Problem statement: Your answer should be one number: how many lines of the records hold the string "Payroll".

Supplied material:
****************

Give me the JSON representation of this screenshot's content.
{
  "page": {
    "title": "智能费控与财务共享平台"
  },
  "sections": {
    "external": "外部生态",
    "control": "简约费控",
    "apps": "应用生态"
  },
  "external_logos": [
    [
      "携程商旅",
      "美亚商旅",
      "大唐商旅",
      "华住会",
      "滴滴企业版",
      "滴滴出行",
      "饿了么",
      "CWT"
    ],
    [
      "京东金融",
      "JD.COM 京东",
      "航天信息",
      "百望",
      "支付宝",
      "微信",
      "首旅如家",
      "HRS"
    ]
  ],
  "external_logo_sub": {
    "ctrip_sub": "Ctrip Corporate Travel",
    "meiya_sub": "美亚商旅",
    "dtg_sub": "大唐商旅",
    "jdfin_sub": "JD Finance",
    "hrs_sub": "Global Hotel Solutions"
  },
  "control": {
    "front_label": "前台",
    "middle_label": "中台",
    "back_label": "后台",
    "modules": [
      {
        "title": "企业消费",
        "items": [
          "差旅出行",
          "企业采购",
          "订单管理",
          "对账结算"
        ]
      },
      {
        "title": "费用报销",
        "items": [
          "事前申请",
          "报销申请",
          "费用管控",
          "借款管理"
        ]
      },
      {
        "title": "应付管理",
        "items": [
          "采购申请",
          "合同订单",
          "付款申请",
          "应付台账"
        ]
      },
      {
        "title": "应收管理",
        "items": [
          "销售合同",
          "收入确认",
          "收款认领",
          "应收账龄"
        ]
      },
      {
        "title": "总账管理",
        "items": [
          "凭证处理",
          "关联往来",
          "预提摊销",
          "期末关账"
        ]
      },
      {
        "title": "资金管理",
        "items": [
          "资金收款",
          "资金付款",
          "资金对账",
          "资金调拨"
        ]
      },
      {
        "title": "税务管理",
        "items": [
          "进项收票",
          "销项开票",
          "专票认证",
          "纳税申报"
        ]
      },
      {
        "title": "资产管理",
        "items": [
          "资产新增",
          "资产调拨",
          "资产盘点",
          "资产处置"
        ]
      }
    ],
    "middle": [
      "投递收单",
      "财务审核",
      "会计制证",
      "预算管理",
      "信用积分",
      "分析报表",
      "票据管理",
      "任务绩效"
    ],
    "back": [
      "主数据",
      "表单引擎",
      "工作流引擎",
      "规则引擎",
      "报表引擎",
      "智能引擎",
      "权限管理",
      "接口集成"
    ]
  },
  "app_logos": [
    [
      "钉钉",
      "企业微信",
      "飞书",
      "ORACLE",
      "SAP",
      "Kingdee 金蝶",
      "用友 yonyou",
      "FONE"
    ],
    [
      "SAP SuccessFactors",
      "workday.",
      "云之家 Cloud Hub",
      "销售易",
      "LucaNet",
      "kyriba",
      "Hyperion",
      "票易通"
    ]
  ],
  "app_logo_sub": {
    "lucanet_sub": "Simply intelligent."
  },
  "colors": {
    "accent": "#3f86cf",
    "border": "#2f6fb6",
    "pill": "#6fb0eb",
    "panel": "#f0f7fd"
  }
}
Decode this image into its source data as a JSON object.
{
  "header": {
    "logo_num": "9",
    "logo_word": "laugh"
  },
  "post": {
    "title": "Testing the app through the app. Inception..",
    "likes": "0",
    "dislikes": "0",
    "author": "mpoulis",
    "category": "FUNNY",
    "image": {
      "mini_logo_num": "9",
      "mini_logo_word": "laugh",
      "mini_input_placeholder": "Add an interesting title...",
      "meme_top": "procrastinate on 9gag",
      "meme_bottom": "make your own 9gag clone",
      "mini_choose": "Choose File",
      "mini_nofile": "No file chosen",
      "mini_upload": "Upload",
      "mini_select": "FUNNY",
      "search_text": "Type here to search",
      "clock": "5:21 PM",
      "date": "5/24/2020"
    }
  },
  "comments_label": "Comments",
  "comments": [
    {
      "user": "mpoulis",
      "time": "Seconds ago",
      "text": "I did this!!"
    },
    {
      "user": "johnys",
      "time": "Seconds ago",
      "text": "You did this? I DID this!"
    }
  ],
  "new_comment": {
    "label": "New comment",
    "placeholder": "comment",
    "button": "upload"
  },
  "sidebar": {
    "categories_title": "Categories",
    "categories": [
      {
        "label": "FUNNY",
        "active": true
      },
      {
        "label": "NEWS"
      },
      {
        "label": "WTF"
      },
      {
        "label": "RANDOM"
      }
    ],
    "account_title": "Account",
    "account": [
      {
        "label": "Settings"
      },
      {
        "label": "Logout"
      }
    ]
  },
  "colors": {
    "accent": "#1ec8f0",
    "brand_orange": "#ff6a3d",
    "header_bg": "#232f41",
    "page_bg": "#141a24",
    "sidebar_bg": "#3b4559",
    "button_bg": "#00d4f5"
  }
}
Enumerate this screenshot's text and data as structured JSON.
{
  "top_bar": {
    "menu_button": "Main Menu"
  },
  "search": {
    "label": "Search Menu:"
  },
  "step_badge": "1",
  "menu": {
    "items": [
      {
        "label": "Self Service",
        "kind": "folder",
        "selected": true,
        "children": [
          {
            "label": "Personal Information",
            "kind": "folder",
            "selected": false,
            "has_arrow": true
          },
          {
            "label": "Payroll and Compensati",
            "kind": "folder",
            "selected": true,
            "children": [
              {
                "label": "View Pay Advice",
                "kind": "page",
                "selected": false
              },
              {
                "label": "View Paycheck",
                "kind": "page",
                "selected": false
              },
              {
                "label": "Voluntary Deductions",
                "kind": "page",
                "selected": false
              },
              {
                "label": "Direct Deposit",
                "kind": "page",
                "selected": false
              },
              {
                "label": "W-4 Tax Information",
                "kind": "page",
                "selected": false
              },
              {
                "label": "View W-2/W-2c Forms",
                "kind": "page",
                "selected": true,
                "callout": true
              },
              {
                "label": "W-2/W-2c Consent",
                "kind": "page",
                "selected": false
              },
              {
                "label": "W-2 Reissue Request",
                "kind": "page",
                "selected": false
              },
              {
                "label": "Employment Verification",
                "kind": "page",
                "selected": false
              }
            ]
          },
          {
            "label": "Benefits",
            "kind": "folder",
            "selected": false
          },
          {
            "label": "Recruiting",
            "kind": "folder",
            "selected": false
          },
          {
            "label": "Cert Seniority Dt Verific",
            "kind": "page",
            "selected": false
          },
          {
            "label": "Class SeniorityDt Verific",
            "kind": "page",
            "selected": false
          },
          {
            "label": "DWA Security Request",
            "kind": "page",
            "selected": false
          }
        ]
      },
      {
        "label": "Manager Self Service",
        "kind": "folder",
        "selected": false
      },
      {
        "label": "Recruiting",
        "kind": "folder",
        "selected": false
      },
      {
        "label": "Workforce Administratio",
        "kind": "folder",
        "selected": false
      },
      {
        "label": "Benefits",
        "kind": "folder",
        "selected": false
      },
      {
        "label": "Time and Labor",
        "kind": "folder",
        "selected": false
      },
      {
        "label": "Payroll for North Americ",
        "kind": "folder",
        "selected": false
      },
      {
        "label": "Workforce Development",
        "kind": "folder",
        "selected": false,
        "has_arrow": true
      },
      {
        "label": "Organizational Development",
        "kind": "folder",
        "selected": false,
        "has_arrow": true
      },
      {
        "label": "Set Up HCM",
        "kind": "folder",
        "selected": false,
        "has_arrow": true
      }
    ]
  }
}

****************

Complete answer: 2